• [Task requirements] Change "length-label" to "length-annotation" in everything from the line containing "Identify all the" down to the line containing "mesh-edge [80,407,490,410]", and return those lines with nothing else altered.

• [Listed entries]
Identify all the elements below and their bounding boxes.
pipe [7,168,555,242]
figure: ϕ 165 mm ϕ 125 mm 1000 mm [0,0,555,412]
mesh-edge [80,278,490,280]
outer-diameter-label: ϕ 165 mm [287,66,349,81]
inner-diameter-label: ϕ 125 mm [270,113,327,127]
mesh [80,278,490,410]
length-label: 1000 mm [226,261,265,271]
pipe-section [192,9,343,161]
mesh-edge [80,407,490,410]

* * *

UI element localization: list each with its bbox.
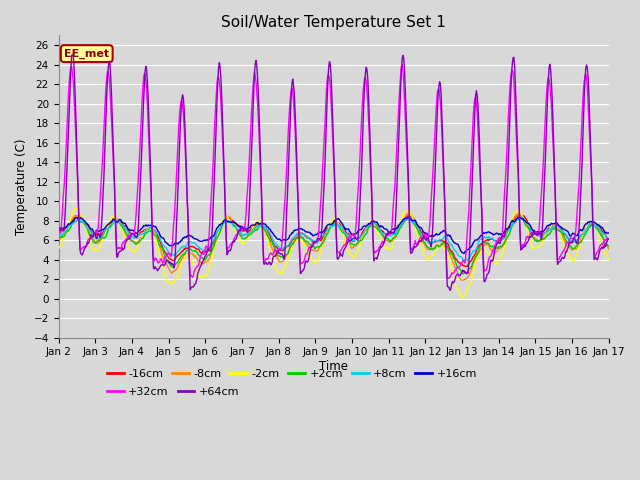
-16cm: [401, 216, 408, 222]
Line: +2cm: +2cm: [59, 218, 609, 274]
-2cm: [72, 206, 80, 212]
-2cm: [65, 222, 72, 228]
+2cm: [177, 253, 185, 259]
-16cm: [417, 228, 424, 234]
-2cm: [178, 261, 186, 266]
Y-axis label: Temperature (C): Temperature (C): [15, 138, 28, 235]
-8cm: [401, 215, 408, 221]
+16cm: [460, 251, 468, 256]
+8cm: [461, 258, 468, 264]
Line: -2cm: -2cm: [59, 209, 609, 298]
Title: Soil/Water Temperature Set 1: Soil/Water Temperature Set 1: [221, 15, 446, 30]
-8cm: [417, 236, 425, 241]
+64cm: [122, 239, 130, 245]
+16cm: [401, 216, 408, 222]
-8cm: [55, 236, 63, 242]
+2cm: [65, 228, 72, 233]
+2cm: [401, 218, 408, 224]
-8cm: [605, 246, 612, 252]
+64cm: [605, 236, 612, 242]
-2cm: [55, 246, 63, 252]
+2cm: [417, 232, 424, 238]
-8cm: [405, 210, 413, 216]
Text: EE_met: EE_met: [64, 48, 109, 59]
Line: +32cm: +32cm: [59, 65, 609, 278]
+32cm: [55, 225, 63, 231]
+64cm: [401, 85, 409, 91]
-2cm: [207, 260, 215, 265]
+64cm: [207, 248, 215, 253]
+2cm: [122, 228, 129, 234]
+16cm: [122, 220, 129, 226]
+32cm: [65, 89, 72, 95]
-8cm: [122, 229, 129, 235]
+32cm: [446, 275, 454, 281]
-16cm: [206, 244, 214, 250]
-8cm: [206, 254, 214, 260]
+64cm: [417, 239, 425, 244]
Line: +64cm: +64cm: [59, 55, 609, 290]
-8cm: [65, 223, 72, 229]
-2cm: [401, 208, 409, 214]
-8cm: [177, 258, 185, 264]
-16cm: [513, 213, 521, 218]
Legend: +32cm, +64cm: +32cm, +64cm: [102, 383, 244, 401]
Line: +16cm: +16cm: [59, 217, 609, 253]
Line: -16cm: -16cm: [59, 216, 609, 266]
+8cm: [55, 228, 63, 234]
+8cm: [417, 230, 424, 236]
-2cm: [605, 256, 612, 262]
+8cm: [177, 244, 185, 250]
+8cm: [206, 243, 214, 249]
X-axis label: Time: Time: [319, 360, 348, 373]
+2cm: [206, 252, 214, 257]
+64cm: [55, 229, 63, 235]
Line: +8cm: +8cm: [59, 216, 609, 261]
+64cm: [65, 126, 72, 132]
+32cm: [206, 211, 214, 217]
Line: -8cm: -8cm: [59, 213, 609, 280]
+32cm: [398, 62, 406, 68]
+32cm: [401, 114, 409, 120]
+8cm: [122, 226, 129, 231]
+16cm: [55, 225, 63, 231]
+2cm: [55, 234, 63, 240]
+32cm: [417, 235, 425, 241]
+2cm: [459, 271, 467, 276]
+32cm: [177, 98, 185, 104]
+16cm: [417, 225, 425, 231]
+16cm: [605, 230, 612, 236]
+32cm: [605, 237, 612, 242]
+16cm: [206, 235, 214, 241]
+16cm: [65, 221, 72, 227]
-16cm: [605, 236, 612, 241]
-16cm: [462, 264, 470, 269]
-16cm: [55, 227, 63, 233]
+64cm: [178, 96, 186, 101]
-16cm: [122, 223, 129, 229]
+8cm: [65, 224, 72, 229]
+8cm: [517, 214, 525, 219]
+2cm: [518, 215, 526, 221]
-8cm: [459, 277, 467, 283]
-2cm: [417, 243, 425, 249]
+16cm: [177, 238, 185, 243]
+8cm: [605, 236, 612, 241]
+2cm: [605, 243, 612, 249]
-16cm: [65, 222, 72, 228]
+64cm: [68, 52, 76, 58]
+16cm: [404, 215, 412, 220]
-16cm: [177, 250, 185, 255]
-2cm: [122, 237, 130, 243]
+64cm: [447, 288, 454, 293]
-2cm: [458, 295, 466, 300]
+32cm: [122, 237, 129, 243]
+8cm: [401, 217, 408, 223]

...

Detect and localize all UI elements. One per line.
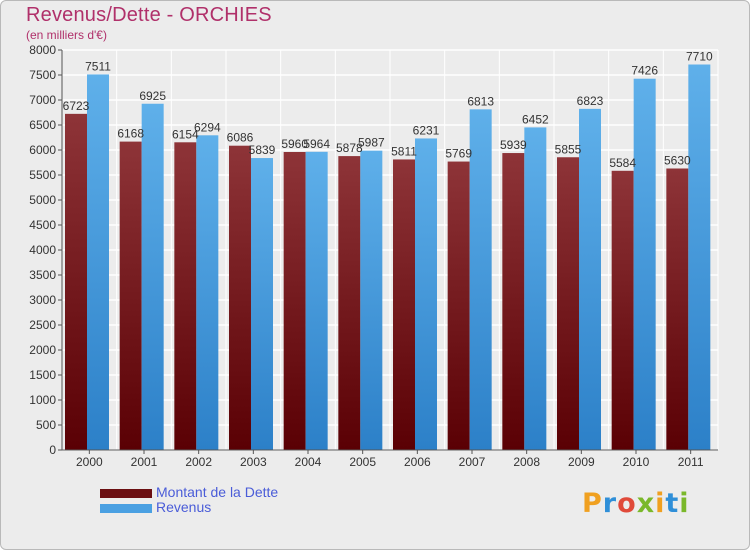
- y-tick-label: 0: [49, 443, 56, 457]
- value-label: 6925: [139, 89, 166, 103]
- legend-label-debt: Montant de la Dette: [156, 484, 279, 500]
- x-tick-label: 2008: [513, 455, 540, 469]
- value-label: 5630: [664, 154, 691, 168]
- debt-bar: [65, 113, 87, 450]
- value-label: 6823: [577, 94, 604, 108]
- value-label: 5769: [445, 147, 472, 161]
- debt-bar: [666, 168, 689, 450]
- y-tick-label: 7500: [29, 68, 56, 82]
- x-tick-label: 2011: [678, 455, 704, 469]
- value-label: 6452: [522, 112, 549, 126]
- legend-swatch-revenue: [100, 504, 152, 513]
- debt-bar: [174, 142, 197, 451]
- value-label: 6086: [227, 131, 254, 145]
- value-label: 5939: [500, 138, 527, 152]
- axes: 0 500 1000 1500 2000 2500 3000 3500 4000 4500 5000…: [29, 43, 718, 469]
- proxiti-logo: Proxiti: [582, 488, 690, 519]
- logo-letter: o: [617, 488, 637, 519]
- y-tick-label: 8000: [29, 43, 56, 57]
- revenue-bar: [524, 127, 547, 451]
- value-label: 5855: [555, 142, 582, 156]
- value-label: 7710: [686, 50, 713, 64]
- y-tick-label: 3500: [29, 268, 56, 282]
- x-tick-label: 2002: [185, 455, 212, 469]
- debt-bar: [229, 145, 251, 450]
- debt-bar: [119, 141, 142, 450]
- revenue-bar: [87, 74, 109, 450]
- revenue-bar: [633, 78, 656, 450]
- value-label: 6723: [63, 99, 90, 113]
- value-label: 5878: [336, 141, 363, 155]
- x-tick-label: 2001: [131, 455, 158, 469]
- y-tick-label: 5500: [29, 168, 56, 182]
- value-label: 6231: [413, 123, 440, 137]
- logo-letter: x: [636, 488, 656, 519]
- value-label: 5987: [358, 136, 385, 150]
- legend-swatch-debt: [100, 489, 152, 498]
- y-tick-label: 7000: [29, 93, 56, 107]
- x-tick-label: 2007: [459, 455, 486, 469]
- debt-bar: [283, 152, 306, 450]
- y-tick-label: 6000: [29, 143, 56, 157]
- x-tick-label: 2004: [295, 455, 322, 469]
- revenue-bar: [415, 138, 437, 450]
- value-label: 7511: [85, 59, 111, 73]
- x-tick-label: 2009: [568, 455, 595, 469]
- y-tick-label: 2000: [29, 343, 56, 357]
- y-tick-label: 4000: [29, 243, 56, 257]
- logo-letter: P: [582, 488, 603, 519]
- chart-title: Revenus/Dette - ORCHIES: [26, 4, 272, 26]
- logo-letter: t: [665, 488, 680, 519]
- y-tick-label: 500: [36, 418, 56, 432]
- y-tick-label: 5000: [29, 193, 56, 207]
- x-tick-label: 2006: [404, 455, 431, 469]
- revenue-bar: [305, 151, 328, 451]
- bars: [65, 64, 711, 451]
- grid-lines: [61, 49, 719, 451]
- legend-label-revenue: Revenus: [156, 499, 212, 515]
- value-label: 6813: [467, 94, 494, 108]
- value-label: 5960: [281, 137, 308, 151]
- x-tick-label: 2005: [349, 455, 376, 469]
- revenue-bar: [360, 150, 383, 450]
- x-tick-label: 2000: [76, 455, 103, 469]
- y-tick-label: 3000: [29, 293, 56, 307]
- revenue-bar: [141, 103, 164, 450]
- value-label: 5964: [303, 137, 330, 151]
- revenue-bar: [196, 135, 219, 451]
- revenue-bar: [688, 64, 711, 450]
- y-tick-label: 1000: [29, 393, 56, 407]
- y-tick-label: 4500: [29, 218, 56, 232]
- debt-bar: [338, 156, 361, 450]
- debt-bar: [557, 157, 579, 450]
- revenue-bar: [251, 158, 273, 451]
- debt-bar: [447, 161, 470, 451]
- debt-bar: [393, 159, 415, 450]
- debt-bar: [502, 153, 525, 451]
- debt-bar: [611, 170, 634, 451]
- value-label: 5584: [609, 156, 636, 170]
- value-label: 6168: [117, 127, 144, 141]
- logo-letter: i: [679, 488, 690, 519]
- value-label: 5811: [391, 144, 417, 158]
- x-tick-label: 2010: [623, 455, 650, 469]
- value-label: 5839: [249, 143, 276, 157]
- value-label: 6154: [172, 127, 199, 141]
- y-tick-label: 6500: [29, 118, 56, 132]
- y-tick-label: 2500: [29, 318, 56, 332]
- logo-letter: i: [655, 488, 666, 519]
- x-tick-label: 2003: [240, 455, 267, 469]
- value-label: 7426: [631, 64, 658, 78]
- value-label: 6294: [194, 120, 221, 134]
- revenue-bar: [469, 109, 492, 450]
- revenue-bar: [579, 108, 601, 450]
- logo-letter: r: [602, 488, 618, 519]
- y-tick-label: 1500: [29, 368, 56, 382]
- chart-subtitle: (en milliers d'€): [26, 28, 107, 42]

• [Full output]
Identify all the elements below and their bounding boxes.
pipe [7,168,555,242]
figure: ϕ 165 mm ϕ 125 mm 1000 mm [0,0,555,412]
mesh-edge [80,278,490,280]
outer-diameter-label: ϕ 165 mm [287,66,349,81]
inner-diameter-label: ϕ 125 mm [270,113,327,127]
mesh [80,278,490,410]
length-annotation: 1000 mm [226,261,265,271]
pipe-section [192,9,343,161]
mesh-edge [80,407,490,410]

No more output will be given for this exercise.